- **Passage to read**

■ ■ ■ ■ ■ ■ ■

# What is the radius of a geosynchronous satellite?

1. Dec 13, 2009

### warfreak131

1. The problem statement, all variables and given/known data
Find the radius R of the orbit of a geosynchronous satellite that circles the earth. (Note that R is measured from the center of the earth, not the surface.) You may use the following constants:

* The universal gravitational constant G is $$6.67 \times 10^{-11}\;{\rm N \; m^2 / kg^2}$$.
* The mass of the earth is $$5.98 \times 10^{24}\;{\rm kg}$$.
* The radius of the earth is $$6.38 \times 10^{6}\;{\rm m}$$.

The correct answer is $$4.23\times10^7\;{\rm m}$$, but I get a different answer.

2. Relevant equations

$$T=2\pi\sqrt{\frac{R^3}{GM}}$$

3. The attempt at a solution

Since T is measured in seconds, and there are 86,400 seconds in a day, some simple algebra gives me the answer of 1,994,400,816 m. What am I doing wrong?

2. Dec 13, 2009

### ehild

The formula is correct, do your calculation again. Use the normal form of the numbers.

ehild

3. Dec 13, 2009

### warfreak131

what is the "normal form" for these numbers?

EDIT: I did the calculation a different way, and I got the right answer, but the only thing I did differently was the order that I did the algebra in. I don't know where my error lies.

I normally did:

$$\frac{86400\times\sqrt{GM}}{2\pi}=\sqrt{R^3}$$

and solve for R, but instead, this time I did:

$$86400^2=4{\pi^2}\frac{R^3}{GM}$$
$$\frac{86400^2\times{GM}}{4{\pi^2}}=R^3$$

and it worked..... what did i do wrong the first time?

if you square the first equation, you get the same thing......

2nd edit, nevermind, i know what I did wrong.

this has been a nice lesson for me in making sure I properly place parenthesis in a calculator to ensure teh correct order of operations. because $$x/2\pi$$ is not interpreted as $$x/(2\pi)$$, but instead as $$\frac{x}{2}\pi$$

Last edited: Dec 13, 2009
4. Dec 13, 2009

### ehild

Never forget the parentheses in the denominator!!!!:rofl:

ehild

5. Dec 13, 2009

### Staff: Mentor

No idea why radius of a satellite should depend on the Earth mass.

■ ■ ■ ■ ■ ■ ■

- **What is being asked**
Reproduce the entire forum thread on the orbital radius of a geosynchronous satellite word for word, with nothing left out or changed.

■ ■ ■ ■ ■ ■ ■

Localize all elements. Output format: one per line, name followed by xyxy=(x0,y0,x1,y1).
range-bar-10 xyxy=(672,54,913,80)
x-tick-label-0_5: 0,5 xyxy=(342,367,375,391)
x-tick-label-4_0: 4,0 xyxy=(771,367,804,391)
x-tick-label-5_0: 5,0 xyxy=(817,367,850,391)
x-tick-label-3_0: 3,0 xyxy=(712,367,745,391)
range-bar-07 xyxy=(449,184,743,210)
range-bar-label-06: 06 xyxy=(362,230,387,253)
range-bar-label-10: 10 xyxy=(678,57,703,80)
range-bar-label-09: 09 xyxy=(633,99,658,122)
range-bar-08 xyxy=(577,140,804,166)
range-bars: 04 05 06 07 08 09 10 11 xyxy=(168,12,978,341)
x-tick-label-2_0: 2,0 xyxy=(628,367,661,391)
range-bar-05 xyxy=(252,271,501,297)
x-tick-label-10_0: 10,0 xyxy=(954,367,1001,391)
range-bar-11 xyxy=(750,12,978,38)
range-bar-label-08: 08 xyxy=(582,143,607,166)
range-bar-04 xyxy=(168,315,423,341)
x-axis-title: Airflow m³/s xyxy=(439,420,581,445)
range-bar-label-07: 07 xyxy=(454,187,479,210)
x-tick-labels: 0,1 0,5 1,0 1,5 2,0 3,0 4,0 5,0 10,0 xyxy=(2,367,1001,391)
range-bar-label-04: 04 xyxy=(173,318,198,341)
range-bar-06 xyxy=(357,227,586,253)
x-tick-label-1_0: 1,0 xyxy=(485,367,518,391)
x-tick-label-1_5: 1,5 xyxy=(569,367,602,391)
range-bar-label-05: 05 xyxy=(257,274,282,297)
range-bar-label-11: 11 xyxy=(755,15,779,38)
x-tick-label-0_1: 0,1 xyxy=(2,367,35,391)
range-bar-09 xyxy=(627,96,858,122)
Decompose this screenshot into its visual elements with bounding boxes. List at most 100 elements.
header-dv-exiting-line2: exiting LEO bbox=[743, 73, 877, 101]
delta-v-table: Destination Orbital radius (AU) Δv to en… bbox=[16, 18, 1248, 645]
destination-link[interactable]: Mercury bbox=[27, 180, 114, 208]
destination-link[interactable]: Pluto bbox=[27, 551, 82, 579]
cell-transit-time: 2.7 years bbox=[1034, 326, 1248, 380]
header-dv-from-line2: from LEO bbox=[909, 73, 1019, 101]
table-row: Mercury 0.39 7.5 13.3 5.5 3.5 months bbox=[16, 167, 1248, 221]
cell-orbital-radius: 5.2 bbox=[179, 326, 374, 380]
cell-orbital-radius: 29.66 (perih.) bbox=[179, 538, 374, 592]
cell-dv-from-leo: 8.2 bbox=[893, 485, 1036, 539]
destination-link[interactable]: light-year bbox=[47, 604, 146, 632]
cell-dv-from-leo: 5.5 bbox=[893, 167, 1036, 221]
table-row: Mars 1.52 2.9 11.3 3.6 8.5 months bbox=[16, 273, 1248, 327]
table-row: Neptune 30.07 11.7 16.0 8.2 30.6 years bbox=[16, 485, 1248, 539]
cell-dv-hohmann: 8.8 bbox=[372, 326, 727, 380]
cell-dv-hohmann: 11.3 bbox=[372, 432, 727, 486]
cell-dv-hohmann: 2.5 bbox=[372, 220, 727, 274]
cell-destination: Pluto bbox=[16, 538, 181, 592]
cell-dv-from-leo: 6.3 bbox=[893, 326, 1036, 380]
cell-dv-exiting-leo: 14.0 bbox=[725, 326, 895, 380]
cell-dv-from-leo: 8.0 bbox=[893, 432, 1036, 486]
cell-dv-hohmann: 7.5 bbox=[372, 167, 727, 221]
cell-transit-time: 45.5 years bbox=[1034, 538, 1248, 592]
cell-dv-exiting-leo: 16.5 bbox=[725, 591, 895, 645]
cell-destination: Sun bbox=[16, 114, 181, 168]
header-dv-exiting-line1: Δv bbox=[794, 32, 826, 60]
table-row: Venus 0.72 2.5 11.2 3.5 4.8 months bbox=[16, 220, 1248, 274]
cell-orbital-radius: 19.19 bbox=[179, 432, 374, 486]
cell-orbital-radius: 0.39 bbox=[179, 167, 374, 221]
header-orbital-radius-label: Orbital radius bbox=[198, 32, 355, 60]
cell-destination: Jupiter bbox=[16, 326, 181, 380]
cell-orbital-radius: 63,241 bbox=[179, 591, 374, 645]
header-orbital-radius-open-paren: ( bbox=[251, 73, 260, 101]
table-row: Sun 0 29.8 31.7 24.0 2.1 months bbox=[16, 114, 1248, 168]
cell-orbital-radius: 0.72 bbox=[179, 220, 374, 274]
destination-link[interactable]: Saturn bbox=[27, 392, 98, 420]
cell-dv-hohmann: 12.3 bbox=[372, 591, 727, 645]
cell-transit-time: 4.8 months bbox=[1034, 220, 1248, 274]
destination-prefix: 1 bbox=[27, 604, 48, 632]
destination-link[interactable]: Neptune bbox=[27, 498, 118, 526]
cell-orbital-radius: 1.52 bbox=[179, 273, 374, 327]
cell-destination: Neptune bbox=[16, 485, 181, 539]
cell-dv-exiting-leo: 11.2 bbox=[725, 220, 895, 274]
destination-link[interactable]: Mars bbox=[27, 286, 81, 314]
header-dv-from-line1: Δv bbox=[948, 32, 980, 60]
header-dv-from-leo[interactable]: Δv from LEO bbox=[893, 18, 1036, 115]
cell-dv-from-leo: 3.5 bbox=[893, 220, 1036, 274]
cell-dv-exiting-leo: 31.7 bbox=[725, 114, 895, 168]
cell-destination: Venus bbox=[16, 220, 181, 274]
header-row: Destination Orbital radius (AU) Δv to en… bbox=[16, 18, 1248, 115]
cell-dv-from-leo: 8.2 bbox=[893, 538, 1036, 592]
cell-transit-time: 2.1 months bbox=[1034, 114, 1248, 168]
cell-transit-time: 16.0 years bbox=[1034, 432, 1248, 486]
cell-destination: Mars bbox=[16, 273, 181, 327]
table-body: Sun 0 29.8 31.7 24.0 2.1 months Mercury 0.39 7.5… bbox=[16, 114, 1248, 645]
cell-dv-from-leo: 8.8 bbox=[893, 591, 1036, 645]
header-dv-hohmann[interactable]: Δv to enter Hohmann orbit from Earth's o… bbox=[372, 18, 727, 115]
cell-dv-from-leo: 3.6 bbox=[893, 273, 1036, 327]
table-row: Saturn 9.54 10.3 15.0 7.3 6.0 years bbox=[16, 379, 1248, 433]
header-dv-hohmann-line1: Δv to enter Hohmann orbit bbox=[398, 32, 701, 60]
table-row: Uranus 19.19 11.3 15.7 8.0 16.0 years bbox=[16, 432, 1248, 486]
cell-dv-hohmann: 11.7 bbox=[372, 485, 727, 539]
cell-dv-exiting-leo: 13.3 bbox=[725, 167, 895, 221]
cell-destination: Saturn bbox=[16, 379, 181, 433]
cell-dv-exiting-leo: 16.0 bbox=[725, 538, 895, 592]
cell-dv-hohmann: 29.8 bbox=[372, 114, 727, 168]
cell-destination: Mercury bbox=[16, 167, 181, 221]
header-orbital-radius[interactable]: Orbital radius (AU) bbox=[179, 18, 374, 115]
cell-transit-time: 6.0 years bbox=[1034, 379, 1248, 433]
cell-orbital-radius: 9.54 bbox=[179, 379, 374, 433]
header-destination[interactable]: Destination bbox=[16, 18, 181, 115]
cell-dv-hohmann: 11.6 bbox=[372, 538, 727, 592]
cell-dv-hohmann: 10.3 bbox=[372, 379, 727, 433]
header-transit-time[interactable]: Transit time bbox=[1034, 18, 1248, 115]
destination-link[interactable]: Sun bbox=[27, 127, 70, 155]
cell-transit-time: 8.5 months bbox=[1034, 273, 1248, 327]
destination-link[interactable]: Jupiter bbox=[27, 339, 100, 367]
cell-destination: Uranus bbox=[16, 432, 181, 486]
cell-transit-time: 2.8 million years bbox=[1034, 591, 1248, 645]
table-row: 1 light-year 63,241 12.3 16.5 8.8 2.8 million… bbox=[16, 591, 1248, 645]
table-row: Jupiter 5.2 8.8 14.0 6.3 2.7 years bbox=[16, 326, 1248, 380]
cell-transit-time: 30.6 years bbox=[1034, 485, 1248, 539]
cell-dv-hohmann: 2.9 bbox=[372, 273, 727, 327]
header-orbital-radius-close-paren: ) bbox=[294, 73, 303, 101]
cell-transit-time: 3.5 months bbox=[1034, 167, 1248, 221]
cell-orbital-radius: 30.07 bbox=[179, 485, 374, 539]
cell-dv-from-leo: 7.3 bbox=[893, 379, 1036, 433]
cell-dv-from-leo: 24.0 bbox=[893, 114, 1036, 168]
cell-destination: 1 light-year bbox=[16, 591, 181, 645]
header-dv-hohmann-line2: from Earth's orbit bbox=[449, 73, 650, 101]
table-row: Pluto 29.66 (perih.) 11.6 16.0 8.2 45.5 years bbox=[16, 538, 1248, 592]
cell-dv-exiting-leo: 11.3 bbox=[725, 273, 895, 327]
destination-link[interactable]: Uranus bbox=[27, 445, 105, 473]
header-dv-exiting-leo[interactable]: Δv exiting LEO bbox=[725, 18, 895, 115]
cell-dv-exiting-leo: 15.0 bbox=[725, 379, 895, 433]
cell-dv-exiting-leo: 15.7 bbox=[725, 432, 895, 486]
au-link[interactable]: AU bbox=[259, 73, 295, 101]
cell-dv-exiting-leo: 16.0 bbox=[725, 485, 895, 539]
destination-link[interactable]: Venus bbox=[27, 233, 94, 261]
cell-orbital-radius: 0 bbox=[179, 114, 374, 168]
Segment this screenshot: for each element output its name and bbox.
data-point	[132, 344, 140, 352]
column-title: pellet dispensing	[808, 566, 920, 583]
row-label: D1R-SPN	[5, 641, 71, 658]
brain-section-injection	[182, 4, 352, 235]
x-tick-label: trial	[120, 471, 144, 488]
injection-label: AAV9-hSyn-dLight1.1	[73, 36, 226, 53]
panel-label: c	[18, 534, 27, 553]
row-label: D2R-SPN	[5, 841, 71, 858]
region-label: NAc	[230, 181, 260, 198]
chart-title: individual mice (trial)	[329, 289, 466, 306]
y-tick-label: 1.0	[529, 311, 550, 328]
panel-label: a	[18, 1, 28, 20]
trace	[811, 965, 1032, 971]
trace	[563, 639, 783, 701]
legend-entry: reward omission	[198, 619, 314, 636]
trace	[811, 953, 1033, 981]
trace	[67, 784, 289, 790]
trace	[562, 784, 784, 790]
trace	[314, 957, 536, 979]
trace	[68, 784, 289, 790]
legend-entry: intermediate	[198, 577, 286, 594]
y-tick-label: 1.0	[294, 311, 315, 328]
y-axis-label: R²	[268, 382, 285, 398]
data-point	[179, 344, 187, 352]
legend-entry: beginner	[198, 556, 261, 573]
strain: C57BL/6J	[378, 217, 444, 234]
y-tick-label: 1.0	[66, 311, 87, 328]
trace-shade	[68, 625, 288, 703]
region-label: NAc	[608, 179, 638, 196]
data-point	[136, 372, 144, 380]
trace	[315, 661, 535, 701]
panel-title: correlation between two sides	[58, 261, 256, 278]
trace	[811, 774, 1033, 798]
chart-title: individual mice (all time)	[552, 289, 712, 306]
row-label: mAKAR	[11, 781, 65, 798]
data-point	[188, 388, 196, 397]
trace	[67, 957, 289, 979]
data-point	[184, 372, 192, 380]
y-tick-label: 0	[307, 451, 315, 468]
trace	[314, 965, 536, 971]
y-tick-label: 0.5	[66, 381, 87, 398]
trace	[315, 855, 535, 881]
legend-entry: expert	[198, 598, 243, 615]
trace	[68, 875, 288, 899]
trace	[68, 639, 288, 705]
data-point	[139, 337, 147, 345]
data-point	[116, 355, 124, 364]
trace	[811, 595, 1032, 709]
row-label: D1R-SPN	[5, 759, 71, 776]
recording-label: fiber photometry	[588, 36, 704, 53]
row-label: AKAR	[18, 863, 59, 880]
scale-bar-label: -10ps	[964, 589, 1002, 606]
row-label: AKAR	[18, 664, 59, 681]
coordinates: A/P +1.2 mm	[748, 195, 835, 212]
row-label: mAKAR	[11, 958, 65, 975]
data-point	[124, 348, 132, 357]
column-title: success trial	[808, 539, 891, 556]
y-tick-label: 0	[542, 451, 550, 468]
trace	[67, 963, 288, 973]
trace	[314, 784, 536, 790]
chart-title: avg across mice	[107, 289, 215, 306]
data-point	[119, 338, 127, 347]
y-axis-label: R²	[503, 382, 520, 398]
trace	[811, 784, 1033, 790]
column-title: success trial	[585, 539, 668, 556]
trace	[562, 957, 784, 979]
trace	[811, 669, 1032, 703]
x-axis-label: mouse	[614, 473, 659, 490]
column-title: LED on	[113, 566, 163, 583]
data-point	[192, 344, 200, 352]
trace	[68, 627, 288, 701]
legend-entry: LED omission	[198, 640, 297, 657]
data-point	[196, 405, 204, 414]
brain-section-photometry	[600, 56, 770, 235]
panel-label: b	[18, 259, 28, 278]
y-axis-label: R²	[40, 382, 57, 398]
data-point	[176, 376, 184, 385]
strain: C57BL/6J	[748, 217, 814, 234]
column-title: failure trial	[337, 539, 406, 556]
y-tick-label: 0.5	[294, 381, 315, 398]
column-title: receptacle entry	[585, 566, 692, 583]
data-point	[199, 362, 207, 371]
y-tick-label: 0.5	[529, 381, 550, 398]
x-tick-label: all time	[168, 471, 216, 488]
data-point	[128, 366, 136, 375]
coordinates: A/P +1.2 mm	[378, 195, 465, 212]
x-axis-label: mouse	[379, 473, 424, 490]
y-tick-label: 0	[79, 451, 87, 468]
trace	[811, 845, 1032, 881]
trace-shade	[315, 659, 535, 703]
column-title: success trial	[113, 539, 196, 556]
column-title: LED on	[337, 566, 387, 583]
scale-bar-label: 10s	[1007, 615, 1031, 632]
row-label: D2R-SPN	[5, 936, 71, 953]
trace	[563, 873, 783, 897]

■ ■ ■ ■ ■ ■ ■

- **Solution below**
# What is the radius of a geosynchronous satellite?

1. Dec 13, 2009

### warfreak131

1. The problem statement, all variables and given/known data
Find the radius R of the orbit of a geosynchronous satellite that circles the earth. (Note that R is measured from the center of the earth, not the surface.) You may use the following constants:

* The universal gravitational constant G is $$6.67 \times 10^{-11}\;{\rm N \; m^2 / kg^2}$$.
* The mass of the earth is $$5.98 \times 10^{24}\;{\rm kg}$$.
* The radius of the earth is $$6.38 \times 10^{6}\;{\rm m}$$.

The correct answer is $$4.23\times10^7\;{\rm m}$$, but I get a different answer.

2. Relevant equations

$$T=2\pi\sqrt{\frac{R^3}{GM}}$$

3. The attempt at a solution

Since T is measured in seconds, and there are 86,400 seconds in a day, some simple algebra gives me the answer of 1,994,400,816 m. What am I doing wrong?

2. Dec 13, 2009

### ehild

The formula is correct, do your calculation again. Use the normal form of the numbers.

ehild

3. Dec 13, 2009

### warfreak131

what is the "normal form" for these numbers?

EDIT: I did the calculation a different way, and I got the right answer, but the only thing I did differently was the order that I did the algebra in. I don't know where my error lies.

I normally did:

$$\frac{86400\times\sqrt{GM}}{2\pi}=\sqrt{R^3}$$

and solve for R, but instead, this time I did:

$$86400^2=4{\pi^2}\frac{R^3}{GM}$$
$$\frac{86400^2\times{GM}}{4{\pi^2}}=R^3$$

and it worked..... what did i do wrong the first time?

if you square the first equation, you get the same thing......

2nd edit, nevermind, i know what I did wrong.

this has been a nice lesson for me in making sure I properly place parenthesis in a calculator to ensure teh correct order of operations. because $$x/2\pi$$ is not interpreted as $$x/(2\pi)$$, but instead as $$\frac{x}{2}\pi$$

Last edited: Dec 13, 2009
4. Dec 13, 2009

### ehild

Never forget the parentheses in the denominator!!!!:rofl:

ehild

5. Dec 13, 2009

### Staff: Mentor

No idea why radius of a satellite should depend on the Earth mass.